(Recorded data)

####################

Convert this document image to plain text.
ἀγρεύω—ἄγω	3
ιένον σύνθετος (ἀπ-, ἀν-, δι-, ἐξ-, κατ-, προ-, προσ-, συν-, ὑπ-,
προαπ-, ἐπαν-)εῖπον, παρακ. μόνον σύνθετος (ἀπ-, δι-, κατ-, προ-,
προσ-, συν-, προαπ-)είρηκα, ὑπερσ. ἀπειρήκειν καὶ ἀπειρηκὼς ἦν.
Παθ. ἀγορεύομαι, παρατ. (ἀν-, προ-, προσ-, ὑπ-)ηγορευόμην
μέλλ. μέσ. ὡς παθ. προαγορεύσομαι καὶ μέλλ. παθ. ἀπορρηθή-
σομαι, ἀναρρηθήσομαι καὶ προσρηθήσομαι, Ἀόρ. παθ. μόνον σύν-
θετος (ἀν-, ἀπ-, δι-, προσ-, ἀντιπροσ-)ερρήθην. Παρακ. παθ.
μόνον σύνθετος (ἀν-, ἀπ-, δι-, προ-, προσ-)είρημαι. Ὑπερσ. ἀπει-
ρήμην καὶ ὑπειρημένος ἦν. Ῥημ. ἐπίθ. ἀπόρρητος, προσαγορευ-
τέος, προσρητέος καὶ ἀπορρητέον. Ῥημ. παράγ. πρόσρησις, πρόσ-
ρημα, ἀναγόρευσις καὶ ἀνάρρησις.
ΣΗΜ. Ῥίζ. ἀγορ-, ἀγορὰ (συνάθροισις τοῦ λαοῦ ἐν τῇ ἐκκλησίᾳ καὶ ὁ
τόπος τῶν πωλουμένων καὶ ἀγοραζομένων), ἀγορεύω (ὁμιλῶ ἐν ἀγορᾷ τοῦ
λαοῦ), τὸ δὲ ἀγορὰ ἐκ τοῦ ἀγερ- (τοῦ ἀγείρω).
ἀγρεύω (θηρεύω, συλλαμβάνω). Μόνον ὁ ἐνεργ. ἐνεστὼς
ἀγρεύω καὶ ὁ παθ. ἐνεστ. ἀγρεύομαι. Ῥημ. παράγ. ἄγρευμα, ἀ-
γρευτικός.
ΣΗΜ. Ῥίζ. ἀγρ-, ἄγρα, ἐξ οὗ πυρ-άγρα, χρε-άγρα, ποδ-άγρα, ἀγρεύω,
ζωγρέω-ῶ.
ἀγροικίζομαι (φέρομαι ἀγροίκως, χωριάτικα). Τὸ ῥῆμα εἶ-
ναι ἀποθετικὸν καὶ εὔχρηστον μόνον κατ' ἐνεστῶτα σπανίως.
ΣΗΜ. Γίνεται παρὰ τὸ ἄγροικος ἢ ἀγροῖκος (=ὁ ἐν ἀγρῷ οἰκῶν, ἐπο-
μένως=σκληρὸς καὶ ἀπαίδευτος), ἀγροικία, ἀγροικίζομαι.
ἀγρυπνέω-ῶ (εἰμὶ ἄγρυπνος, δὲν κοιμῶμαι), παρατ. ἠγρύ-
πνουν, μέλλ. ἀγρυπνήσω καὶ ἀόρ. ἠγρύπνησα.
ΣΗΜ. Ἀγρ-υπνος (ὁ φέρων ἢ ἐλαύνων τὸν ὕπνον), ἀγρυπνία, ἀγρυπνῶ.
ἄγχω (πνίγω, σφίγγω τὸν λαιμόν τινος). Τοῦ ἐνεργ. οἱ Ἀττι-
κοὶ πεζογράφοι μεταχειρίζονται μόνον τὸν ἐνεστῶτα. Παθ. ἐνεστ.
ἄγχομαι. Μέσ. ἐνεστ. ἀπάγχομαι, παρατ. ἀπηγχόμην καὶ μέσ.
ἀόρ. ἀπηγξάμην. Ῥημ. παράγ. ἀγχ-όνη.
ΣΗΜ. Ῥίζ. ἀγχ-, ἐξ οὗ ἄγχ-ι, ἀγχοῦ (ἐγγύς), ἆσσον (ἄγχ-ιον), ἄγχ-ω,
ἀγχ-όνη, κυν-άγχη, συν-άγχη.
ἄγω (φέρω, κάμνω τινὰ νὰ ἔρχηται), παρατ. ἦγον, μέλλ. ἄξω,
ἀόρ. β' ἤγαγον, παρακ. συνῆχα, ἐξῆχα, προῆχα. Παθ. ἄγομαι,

####################

*TASK DESCRIPTION*
Using the listing above, reproduce each line without omission.

*TASK OUTPUT*
Convert this document image to plain text.
ἀγρεύω—ἄγω	3
ιένον σύνθετος (ἀπ-, ἀν-, δι-, ἐξ-, κατ-, προ-, προσ-, συν-, ὑπ-,
προαπ-, ἐπαν-)εῖπον, παρακ. μόνον σύνθετος (ἀπ-, δι-, κατ-, προ-,
προσ-, συν-, προαπ-)είρηκα, ὑπερσ. ἀπειρήκειν καὶ ἀπειρηκὼς ἦν.
Παθ. ἀγορεύομαι, παρατ. (ἀν-, προ-, προσ-, ὑπ-)ηγορευόμην
μέλλ. μέσ. ὡς παθ. προαγορεύσομαι καὶ μέλλ. παθ. ἀπορρηθή-
σομαι, ἀναρρηθήσομαι καὶ προσρηθήσομαι, Ἀόρ. παθ. μόνον σύν-
θετος (ἀν-, ἀπ-, δι-, προσ-, ἀντιπροσ-)ερρήθην. Παρακ. παθ.
μόνον σύνθετος (ἀν-, ἀπ-, δι-, προ-, προσ-)είρημαι. Ὑπερσ. ἀπει-
ρήμην καὶ ὑπειρημένος ἦν. Ῥημ. ἐπίθ. ἀπόρρητος, προσαγορευ-
τέος, προσρητέος καὶ ἀπορρητέον. Ῥημ. παράγ. πρόσρησις, πρόσ-
ρημα, ἀναγόρευσις καὶ ἀνάρρησις.
ΣΗΜ. Ῥίζ. ἀγορ-, ἀγορὰ (συνάθροισις τοῦ λαοῦ ἐν τῇ ἐκκλησίᾳ καὶ ὁ
τόπος τῶν πωλουμένων καὶ ἀγοραζομένων), ἀγορεύω (ὁμιλῶ ἐν ἀγορᾷ τοῦ
λαοῦ), τὸ δὲ ἀγορὰ ἐκ τοῦ ἀγερ- (τοῦ ἀγείρω).
ἀγρεύω (θηρεύω, συλλαμβάνω). Μόνον ὁ ἐνεργ. ἐνεστὼς
ἀγρεύω καὶ ὁ παθ. ἐνεστ. ἀγρεύομαι. Ῥημ. παράγ. ἄγρευμα, ἀ-
γρευτικός.
ΣΗΜ. Ῥίζ. ἀγρ-, ἄγρα, ἐξ οὗ πυρ-άγρα, χρε-άγρα, ποδ-άγρα, ἀγρεύω,
ζωγρέω-ῶ.
ἀγροικίζομαι (φέρομαι ἀγροίκως, χωριάτικα). Τὸ ῥῆμα εἶ-
ναι ἀποθετικὸν καὶ εὔχρηστον μόνον κατ' ἐνεστῶτα σπανίως.
ΣΗΜ. Γίνεται παρὰ τὸ ἄγροικος ἢ ἀγροῖκος (=ὁ ἐν ἀγρῷ οἰκῶν, ἐπο-
μένως=σκληρὸς καὶ ἀπαίδευτος), ἀγροικία, ἀγροικίζομαι.
ἀγρυπνέω-ῶ (εἰμὶ ἄγρυπνος, δὲν κοιμῶμαι), παρατ. ἠγρύ-
πνουν, μέλλ. ἀγρυπνήσω καὶ ἀόρ. ἠγρύπνησα.
ΣΗΜ. Ἀγρ-υπνος (ὁ φέρων ἢ ἐλαύνων τὸν ὕπνον), ἀγρυπνία, ἀγρυπνῶ.
ἄγχω (πνίγω, σφίγγω τὸν λαιμόν τινος). Τοῦ ἐνεργ. οἱ Ἀττι-
κοὶ πεζογράφοι μεταχειρίζονται μόνον τὸν ἐνεστῶτα. Παθ. ἐνεστ.
ἄγχομαι. Μέσ. ἐνεστ. ἀπάγχομαι, παρατ. ἀπηγχόμην καὶ μέσ.
ἀόρ. ἀπηγξάμην. Ῥημ. παράγ. ἀγχ-όνη.
ΣΗΜ. Ῥίζ. ἀγχ-, ἐξ οὗ ἄγχ-ι, ἀγχοῦ (ἐγγύς), ἆσσον (ἄγχ-ιον), ἄγχ-ω,
ἀγχ-όνη, κυν-άγχη, συν-άγχη.
ἄγω (φέρω, κάμνω τινὰ νὰ ἔρχηται), παρατ. ἦγον, μέλλ. ἄξω,
ἀόρ. β' ἤγαγον, παρακ. συνῆχα, ἐξῆχα, προῆχα. Παθ. ἄγομαι,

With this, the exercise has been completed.